RAW RECORDS =
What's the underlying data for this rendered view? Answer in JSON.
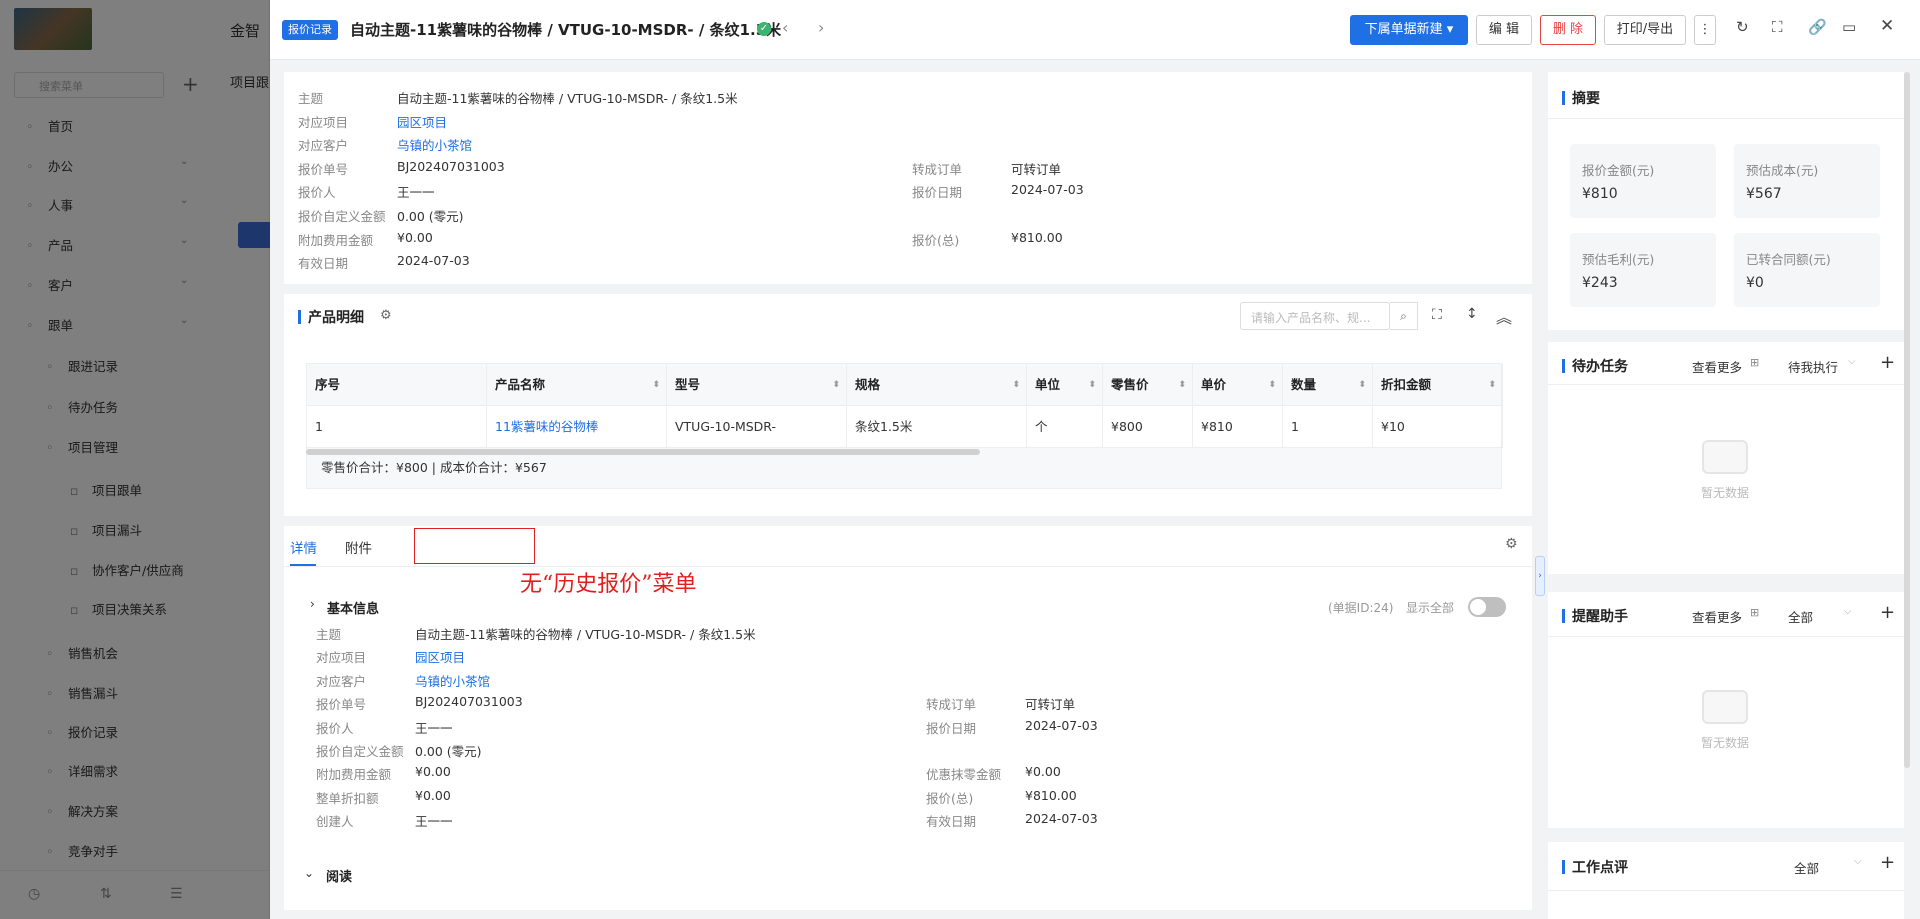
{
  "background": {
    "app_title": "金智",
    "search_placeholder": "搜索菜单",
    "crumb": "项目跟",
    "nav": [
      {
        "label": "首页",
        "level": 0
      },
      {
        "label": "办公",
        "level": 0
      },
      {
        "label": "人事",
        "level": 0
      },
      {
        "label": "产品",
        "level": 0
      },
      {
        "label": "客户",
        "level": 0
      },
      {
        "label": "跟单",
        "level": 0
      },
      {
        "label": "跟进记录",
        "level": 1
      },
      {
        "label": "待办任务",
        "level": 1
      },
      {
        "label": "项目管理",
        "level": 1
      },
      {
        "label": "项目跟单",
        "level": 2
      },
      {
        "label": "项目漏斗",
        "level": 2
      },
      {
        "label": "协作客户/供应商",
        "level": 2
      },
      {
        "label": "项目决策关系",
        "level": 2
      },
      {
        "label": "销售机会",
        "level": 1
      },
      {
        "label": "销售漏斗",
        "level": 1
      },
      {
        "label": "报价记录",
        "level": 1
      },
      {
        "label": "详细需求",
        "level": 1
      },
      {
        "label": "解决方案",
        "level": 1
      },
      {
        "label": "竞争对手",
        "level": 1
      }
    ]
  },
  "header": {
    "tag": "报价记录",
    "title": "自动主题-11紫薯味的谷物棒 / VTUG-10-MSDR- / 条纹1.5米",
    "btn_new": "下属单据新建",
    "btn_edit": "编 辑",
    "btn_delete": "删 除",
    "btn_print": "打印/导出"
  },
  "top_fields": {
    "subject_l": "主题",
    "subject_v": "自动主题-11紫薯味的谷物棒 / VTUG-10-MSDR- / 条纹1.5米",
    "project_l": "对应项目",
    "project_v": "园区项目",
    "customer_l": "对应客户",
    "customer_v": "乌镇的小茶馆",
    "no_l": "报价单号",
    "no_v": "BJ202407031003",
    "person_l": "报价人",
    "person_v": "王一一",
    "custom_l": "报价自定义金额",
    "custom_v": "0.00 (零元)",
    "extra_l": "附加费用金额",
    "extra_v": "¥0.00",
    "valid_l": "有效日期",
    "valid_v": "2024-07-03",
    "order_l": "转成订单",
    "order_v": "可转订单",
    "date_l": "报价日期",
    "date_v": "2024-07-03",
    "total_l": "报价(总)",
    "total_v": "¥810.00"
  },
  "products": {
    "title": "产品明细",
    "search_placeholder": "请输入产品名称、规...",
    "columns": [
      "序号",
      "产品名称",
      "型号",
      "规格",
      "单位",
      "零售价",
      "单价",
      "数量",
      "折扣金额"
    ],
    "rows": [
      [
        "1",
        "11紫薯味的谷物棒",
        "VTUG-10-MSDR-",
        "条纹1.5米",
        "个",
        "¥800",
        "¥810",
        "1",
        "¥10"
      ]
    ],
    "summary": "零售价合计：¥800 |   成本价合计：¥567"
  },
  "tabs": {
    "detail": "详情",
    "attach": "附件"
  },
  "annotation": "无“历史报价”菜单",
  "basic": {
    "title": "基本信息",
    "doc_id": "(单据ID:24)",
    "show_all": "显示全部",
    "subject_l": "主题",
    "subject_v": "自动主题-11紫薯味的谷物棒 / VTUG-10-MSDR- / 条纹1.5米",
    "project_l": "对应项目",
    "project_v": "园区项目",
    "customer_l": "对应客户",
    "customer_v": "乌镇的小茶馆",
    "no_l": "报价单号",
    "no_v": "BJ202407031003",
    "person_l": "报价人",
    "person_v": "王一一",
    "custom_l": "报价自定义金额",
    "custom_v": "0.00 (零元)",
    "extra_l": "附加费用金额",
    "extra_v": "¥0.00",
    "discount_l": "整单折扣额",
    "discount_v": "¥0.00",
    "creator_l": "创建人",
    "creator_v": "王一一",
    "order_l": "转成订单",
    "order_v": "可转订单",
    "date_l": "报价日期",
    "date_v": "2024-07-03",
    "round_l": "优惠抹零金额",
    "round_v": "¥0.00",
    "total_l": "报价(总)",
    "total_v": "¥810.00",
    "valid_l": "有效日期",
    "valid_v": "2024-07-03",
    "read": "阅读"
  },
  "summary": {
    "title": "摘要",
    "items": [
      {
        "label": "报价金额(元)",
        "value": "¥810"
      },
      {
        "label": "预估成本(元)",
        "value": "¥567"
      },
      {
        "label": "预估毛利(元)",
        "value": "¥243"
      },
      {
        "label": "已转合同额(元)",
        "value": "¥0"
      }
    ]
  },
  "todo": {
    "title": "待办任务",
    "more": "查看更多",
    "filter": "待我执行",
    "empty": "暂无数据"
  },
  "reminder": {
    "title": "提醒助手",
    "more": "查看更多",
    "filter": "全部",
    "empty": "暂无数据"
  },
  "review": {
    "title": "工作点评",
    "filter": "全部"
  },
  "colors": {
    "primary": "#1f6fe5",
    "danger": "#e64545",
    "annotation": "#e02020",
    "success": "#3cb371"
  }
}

* * *

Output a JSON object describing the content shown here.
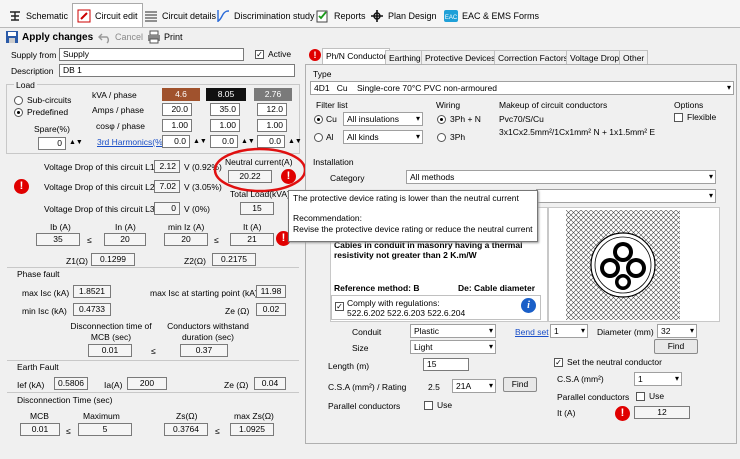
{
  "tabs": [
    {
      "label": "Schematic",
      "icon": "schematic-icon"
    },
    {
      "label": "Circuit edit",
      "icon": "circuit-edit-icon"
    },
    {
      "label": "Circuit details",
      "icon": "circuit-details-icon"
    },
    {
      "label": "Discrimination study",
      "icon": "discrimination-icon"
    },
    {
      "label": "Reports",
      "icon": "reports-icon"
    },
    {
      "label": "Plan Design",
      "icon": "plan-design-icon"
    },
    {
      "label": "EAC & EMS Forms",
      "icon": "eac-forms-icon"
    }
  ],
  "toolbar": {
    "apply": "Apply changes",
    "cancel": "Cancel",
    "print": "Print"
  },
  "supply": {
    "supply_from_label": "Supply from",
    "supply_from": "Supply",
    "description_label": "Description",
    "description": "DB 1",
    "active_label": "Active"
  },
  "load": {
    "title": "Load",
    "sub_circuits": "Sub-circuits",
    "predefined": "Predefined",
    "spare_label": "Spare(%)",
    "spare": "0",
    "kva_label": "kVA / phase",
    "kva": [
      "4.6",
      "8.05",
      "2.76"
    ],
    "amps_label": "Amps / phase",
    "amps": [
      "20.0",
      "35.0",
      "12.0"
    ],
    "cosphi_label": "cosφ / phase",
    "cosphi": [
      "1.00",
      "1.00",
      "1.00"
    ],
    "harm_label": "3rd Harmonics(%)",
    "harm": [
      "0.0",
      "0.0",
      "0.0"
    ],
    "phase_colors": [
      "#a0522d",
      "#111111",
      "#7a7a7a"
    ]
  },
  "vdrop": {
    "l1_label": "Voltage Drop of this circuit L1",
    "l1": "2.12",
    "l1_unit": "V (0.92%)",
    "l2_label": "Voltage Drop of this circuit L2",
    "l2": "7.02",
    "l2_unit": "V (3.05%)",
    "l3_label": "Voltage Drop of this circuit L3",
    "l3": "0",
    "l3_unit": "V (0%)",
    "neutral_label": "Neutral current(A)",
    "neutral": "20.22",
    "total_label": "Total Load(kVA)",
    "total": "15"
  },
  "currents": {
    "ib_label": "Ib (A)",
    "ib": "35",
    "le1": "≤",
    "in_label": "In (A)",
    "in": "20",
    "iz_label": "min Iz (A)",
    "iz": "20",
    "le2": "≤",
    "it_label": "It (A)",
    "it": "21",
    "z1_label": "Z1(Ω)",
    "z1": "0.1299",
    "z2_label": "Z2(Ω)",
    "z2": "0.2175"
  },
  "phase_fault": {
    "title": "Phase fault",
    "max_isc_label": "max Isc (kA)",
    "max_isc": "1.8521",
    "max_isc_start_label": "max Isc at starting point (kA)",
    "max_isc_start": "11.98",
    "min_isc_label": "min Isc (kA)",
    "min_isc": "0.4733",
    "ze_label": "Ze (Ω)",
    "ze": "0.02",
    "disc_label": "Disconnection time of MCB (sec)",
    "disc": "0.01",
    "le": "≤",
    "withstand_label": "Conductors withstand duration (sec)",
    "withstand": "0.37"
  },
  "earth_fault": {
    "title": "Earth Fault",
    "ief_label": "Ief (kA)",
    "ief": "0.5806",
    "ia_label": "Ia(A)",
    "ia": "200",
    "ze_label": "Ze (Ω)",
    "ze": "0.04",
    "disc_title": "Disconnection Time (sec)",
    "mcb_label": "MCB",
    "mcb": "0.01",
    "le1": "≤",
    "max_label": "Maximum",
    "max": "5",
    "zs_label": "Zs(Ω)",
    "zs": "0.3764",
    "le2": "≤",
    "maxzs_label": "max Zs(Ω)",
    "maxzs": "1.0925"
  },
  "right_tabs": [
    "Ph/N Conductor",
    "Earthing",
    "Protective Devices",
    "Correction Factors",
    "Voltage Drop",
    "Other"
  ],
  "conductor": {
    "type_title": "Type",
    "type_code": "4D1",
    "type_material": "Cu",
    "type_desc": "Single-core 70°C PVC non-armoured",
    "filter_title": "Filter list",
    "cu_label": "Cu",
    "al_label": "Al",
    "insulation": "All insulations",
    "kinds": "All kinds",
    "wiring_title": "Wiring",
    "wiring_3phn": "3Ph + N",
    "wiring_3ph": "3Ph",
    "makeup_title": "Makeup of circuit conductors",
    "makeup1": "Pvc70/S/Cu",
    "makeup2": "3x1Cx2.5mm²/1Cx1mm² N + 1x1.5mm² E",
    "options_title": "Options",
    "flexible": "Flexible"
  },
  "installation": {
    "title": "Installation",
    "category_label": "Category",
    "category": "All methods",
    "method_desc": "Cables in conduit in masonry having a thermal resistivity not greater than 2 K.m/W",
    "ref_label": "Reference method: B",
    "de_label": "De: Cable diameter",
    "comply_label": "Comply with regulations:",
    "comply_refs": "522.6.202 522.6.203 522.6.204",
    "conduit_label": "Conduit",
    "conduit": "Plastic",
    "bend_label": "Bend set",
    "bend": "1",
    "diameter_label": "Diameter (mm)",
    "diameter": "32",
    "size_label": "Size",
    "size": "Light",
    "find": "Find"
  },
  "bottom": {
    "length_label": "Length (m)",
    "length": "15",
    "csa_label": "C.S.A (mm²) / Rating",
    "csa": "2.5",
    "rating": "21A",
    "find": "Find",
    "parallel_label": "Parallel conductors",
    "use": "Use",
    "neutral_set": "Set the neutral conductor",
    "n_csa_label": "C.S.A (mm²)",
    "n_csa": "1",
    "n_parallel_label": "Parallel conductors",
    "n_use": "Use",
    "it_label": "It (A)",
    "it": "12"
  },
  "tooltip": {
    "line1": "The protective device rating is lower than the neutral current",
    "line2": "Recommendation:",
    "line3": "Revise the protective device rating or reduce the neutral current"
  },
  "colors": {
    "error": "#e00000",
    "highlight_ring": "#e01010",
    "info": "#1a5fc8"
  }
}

DESCRIPTION OF THE TASK =
Return every line from the records above that holds the word "icon".

THE REPLY =
      "icon": "schematic-icon"
      "icon": "circuit-edit-icon"
      "icon": "circuit-details-icon"
      "icon": "discrimination-icon"
      "icon": "reports-icon"
      "icon": "plan-design-icon"
      "icon": "eac-forms-icon"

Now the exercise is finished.